→ **THE EXERCISE**
Exactly repeat all the records below, omitting the images they hold.

Records from a data source:
BEGIN
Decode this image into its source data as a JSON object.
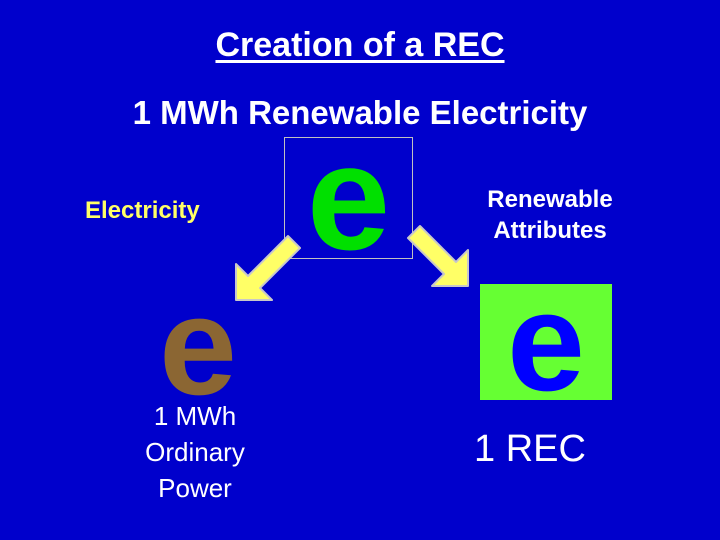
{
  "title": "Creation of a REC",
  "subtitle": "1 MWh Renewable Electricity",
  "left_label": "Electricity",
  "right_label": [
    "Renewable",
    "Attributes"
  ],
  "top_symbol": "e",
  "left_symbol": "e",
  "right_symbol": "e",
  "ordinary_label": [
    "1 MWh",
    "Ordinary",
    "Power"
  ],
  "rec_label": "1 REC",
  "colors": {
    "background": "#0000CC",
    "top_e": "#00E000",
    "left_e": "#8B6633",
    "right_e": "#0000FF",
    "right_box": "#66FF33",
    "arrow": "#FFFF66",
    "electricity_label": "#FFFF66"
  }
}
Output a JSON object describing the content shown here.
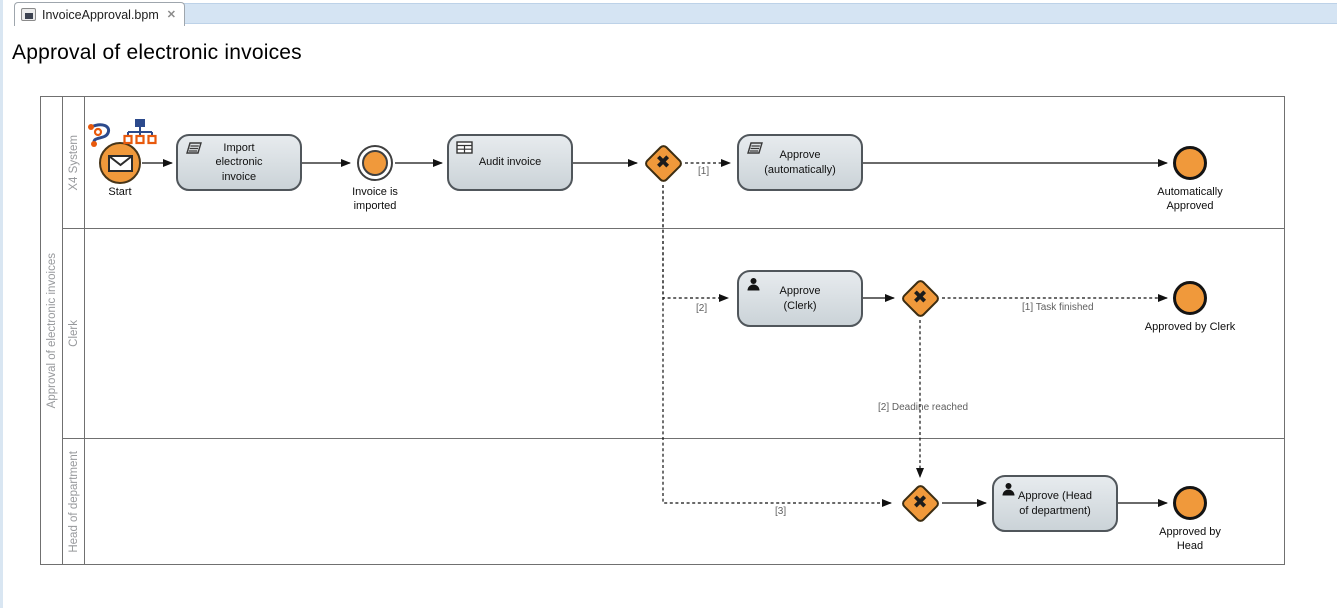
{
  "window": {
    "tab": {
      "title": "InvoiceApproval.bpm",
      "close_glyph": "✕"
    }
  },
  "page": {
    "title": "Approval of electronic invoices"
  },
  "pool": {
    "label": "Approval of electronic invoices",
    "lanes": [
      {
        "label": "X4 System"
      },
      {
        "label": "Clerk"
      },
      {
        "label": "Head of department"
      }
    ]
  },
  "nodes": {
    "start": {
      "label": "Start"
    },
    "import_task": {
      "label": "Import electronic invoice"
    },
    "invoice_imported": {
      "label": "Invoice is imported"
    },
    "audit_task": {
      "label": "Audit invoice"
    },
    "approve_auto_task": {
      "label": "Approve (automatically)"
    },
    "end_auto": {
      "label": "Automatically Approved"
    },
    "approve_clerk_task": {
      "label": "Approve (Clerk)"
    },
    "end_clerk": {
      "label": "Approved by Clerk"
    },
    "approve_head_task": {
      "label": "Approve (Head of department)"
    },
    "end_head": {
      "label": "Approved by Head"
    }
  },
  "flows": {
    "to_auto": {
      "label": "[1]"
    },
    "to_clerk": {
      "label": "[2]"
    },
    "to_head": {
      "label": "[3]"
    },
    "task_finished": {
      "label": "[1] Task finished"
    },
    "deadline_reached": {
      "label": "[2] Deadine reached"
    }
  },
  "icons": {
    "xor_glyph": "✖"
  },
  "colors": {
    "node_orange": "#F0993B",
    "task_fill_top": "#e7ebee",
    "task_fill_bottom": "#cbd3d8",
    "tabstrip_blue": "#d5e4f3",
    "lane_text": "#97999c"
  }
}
END
→ **RESPONSE TO THIS TASK**
Decode this image into its source data as a JSON object.
{
  "title": "Creation of a REC",
  "subtitle": "1 MWh Renewable Electricity",
  "left_label": "Electricity",
  "right_label": [
    "Renewable",
    "Attributes"
  ],
  "top_symbol": "e",
  "left_symbol": "e",
  "right_symbol": "e",
  "ordinary_label": [
    "1 MWh",
    "Ordinary",
    "Power"
  ],
  "rec_label": "1 REC",
  "colors": {
    "background": "#0000CC",
    "top_e": "#00E000",
    "left_e": "#8B6633",
    "right_e": "#0000FF",
    "right_box": "#66FF33",
    "arrow": "#FFFF66",
    "electricity_label": "#FFFF66"
  }
}
Output a JSON object describing the content shown here.
{
  "window": {
    "tab": {
      "title": "InvoiceApproval.bpm",
      "close_glyph": "✕"
    }
  },
  "page": {
    "title": "Approval of electronic invoices"
  },
  "pool": {
    "label": "Approval of electronic invoices",
    "lanes": [
      {
        "label": "X4 System"
      },
      {
        "label": "Clerk"
      },
      {
        "label": "Head of department"
      }
    ]
  },
  "nodes": {
    "start": {
      "label": "Start"
    },
    "import_task": {
      "label": "Import electronic invoice"
    },
    "invoice_imported": {
      "label": "Invoice is imported"
    },
    "audit_task": {
      "label": "Audit invoice"
    },
    "approve_auto_task": {
      "label": "Approve (automatically)"
    },
    "end_auto": {
      "label": "Automatically Approved"
    },
    "approve_clerk_task": {
      "label": "Approve (Clerk)"
    },
    "end_clerk": {
      "label": "Approved by Clerk"
    },
    "approve_head_task": {
      "label": "Approve (Head of department)"
    },
    "end_head": {
      "label": "Approved by Head"
    }
  },
  "flows": {
    "to_auto": {
      "label": "[1]"
    },
    "to_clerk": {
      "label": "[2]"
    },
    "to_head": {
      "label": "[3]"
    },
    "task_finished": {
      "label": "[1] Task finished"
    },
    "deadline_reached": {
      "label": "[2] Deadine reached"
    }
  },
  "icons": {
    "xor_glyph": "✖"
  },
  "colors": {
    "node_orange": "#F0993B",
    "task_fill_top": "#e7ebee",
    "task_fill_bottom": "#cbd3d8",
    "tabstrip_blue": "#d5e4f3",
    "lane_text": "#97999c"
  }
}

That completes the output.